(Dataset items)
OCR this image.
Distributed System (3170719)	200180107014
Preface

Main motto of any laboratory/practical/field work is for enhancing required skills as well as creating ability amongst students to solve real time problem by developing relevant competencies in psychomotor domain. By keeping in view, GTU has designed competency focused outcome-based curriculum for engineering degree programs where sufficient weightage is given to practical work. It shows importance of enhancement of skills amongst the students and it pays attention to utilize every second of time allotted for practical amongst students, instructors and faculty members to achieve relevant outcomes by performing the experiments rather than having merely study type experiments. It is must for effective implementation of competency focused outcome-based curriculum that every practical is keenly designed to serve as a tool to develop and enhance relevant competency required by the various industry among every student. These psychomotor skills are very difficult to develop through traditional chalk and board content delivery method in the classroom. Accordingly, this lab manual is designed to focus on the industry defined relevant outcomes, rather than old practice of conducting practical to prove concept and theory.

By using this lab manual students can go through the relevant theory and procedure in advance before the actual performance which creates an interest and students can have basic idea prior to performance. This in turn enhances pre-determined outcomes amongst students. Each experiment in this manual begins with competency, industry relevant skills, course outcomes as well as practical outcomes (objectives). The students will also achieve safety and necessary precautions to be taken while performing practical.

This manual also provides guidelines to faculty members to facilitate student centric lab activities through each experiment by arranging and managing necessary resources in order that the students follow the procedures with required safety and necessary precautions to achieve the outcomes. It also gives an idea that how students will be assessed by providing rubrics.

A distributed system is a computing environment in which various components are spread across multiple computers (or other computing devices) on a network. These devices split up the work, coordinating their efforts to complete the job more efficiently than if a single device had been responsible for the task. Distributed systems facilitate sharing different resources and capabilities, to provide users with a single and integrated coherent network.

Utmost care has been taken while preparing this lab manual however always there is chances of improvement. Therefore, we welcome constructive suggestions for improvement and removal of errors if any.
...
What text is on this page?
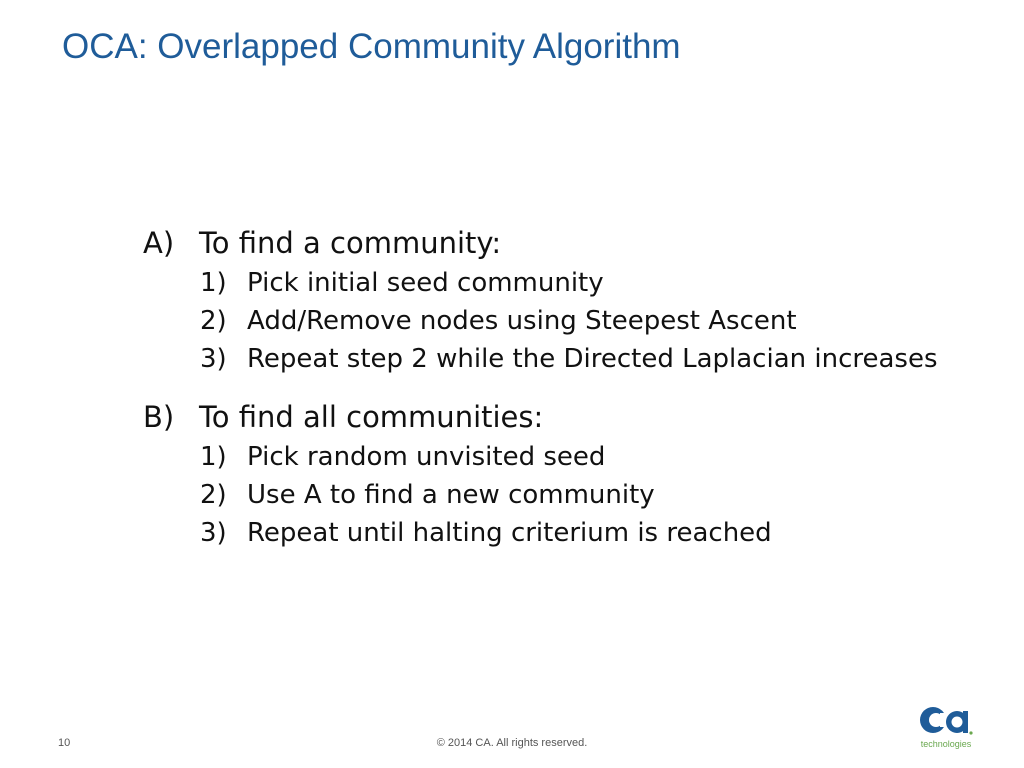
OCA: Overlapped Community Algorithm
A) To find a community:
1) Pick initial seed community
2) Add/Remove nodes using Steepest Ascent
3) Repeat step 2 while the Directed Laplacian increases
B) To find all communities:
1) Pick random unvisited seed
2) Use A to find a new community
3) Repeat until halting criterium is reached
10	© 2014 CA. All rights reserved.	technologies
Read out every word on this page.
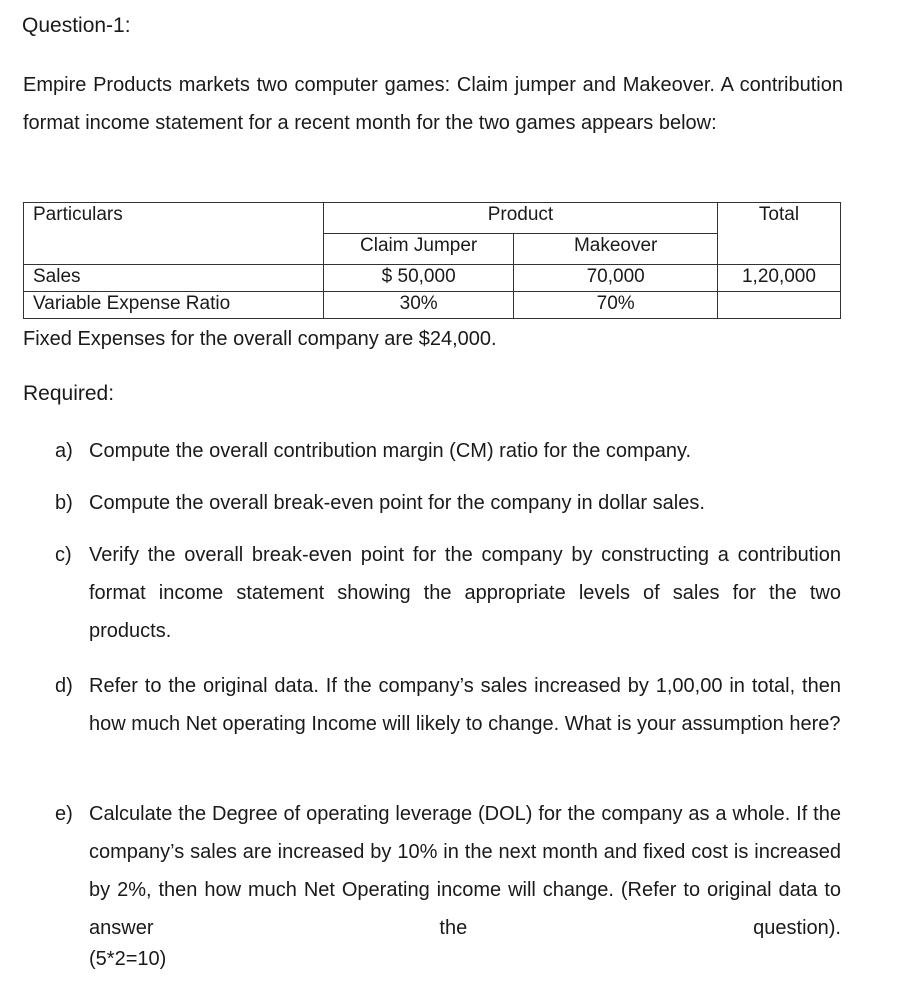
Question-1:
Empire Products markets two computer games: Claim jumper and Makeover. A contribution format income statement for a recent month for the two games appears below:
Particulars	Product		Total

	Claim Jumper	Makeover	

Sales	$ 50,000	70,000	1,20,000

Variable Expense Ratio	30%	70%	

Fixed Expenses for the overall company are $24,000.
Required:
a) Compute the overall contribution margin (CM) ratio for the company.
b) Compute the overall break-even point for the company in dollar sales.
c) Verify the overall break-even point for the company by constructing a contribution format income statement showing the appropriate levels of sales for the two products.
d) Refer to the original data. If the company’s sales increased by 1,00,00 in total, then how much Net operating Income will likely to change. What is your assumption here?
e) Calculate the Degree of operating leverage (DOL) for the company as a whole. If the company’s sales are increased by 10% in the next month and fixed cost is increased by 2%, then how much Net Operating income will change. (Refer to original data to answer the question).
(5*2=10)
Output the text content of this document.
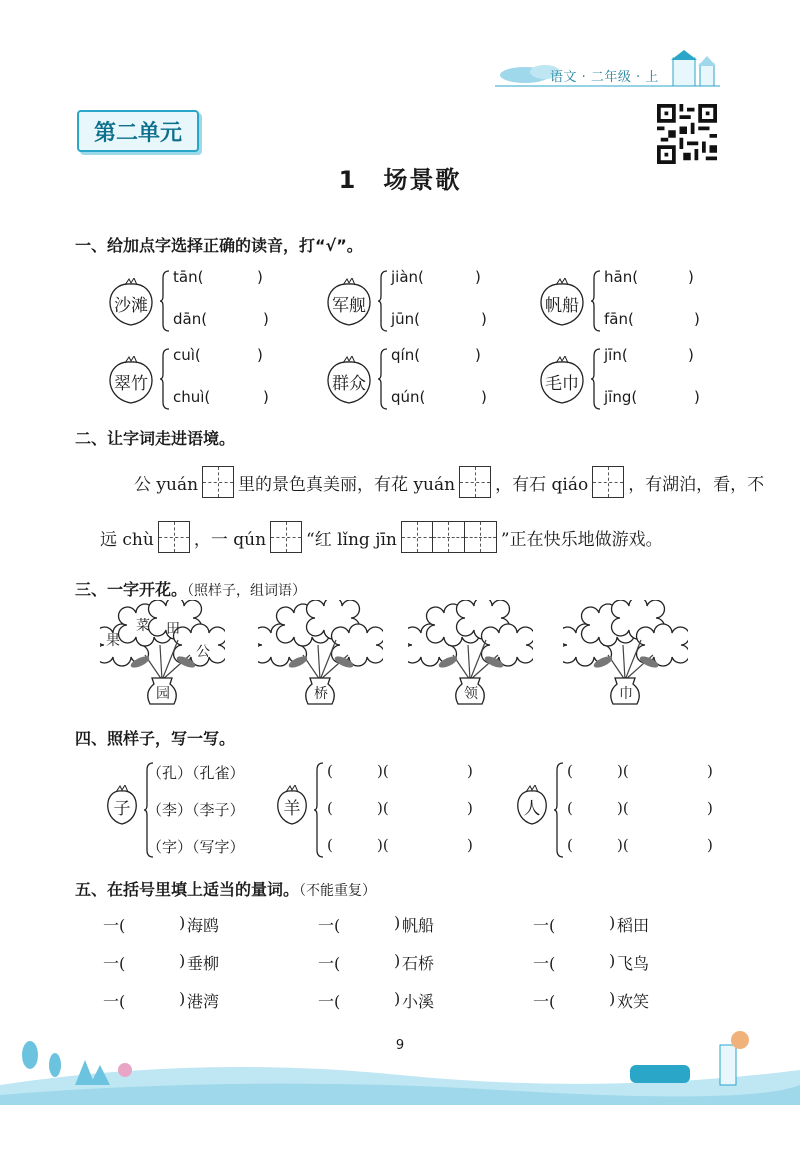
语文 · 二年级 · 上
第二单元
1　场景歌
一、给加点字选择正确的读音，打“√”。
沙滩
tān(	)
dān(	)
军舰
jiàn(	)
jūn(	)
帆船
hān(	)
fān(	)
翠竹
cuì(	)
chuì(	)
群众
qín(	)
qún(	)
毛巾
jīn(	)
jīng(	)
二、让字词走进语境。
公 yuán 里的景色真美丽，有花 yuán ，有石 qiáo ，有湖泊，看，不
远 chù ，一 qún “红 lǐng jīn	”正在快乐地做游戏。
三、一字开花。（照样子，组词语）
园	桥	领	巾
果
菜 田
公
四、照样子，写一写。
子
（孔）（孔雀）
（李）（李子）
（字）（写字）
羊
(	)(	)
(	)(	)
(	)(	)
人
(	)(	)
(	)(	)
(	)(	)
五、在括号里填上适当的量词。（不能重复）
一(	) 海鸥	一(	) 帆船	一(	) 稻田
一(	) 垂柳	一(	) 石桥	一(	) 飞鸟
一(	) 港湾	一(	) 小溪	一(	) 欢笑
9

## Short problem
Gather every line containing the word "seed" and copy it.

## Response
1) Pick initial seed community
1) Pick random unvisited seed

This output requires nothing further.